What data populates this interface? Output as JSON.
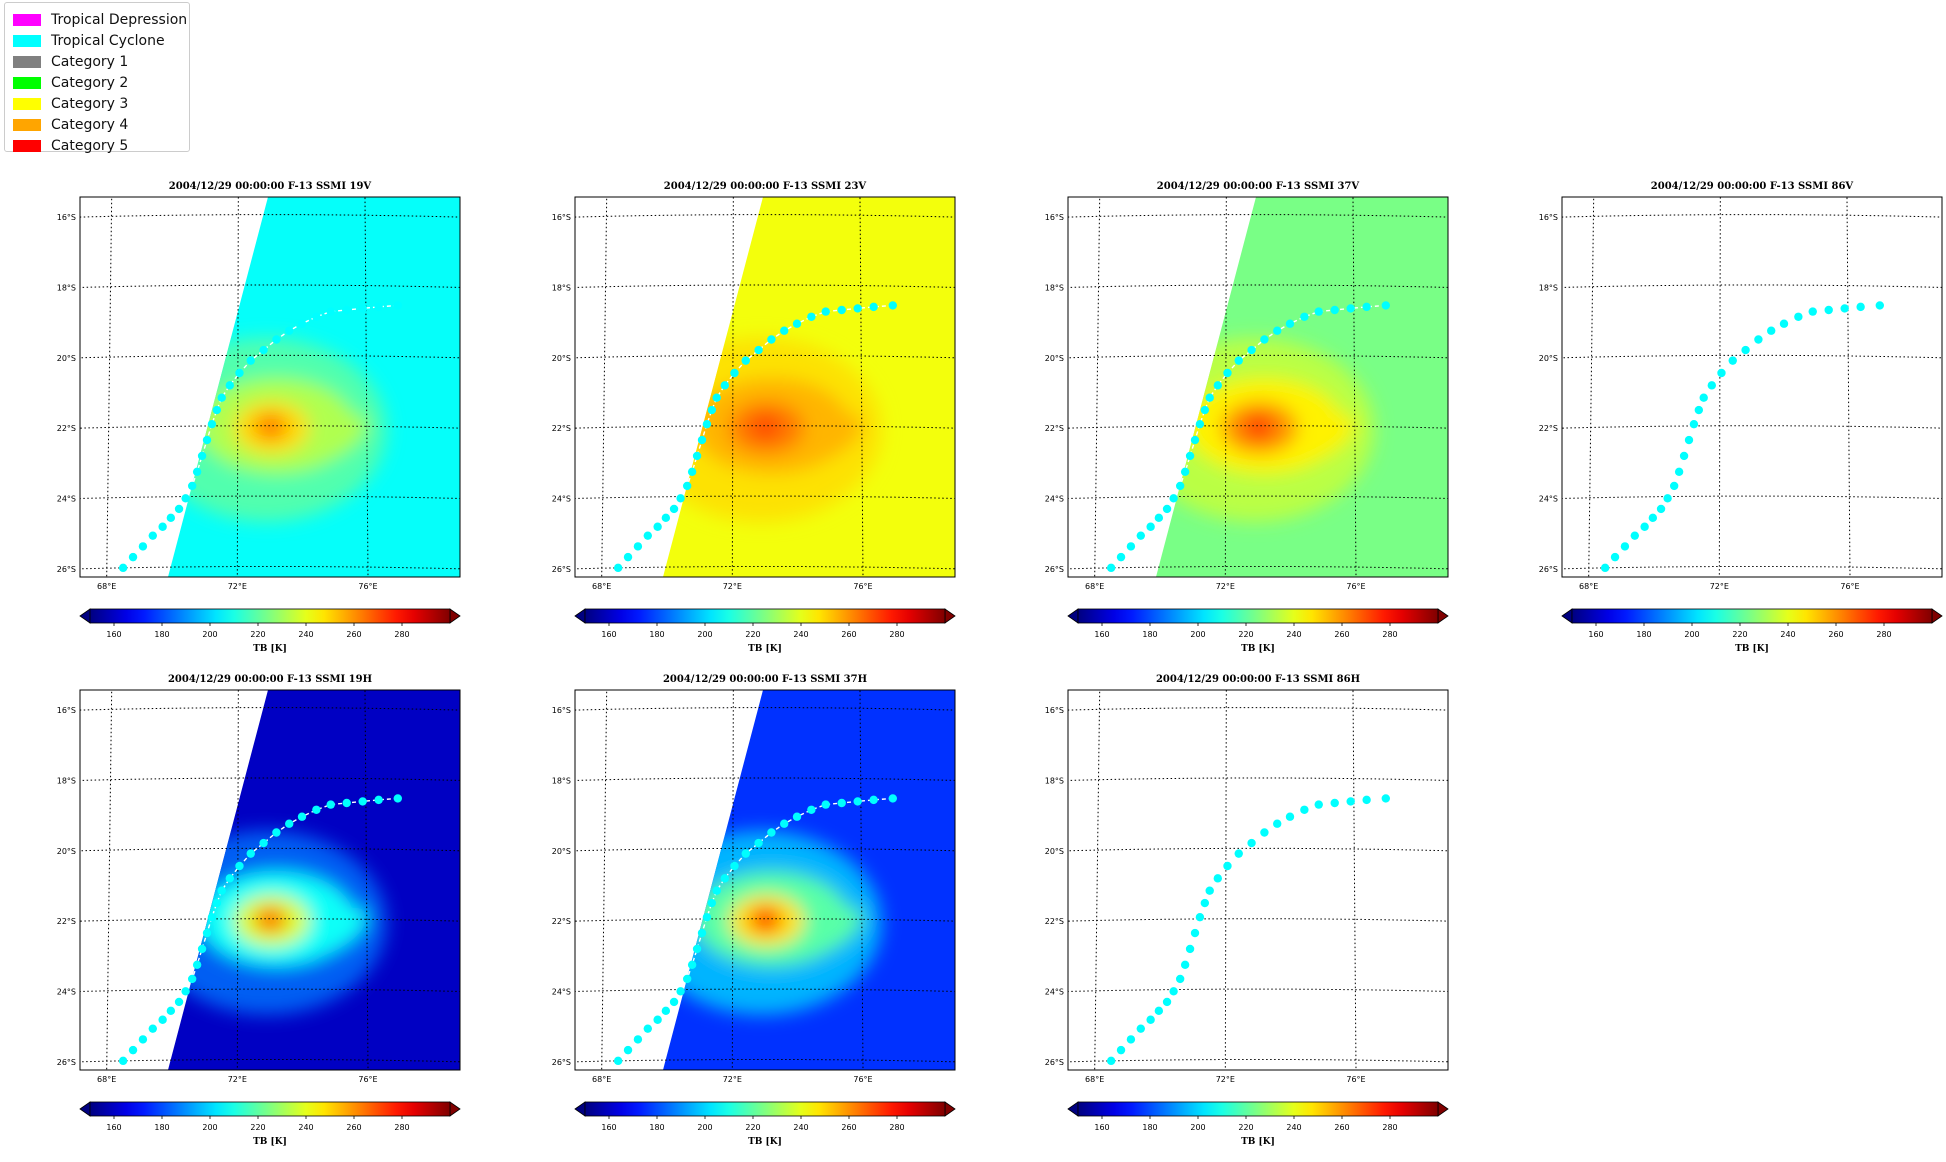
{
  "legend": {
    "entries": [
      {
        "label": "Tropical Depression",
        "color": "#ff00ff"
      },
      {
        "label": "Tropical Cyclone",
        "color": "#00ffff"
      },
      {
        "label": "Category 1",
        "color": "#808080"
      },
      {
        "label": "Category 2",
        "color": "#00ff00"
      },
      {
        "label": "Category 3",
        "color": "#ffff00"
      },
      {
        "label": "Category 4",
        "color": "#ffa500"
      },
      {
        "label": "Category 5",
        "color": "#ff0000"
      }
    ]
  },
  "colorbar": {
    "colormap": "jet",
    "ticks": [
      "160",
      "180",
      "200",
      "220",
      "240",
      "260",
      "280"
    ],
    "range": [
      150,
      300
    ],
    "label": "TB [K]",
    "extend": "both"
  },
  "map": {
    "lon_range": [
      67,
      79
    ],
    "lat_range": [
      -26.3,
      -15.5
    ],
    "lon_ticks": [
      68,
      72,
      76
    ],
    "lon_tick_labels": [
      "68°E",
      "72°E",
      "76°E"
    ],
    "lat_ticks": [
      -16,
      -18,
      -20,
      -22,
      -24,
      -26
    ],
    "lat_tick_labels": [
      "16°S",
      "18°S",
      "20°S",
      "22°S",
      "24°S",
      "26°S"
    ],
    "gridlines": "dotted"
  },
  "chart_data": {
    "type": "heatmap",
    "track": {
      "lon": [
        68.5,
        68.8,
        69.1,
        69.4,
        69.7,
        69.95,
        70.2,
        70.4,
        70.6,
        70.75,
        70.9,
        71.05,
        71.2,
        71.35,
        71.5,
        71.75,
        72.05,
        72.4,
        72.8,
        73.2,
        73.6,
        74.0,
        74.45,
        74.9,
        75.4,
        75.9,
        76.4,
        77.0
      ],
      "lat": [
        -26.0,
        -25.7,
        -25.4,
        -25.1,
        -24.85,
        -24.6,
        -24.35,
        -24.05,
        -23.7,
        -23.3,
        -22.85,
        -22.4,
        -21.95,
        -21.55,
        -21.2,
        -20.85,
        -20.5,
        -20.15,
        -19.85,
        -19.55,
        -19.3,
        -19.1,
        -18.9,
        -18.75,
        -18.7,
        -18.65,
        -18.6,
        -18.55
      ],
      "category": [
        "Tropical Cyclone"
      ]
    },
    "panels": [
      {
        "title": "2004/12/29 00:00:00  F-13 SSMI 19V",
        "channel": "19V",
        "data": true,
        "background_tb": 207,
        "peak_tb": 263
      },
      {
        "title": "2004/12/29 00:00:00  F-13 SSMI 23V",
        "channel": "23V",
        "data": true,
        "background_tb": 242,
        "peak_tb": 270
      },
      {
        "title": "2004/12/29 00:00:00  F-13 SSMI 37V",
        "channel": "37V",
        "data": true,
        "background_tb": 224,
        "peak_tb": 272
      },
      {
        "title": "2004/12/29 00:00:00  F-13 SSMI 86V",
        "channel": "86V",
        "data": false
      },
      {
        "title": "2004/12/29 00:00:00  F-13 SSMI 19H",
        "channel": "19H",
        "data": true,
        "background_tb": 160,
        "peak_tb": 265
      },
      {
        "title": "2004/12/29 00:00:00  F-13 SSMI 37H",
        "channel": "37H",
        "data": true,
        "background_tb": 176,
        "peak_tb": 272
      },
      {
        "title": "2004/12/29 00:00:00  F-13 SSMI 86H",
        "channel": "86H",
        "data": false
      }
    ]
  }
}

▬▬▬▬▬▬▬▬▬▬

STATED TASK: How many lines in the records above contain the word "channel"? Give only the number.

PROBLEM SOLUTION: 7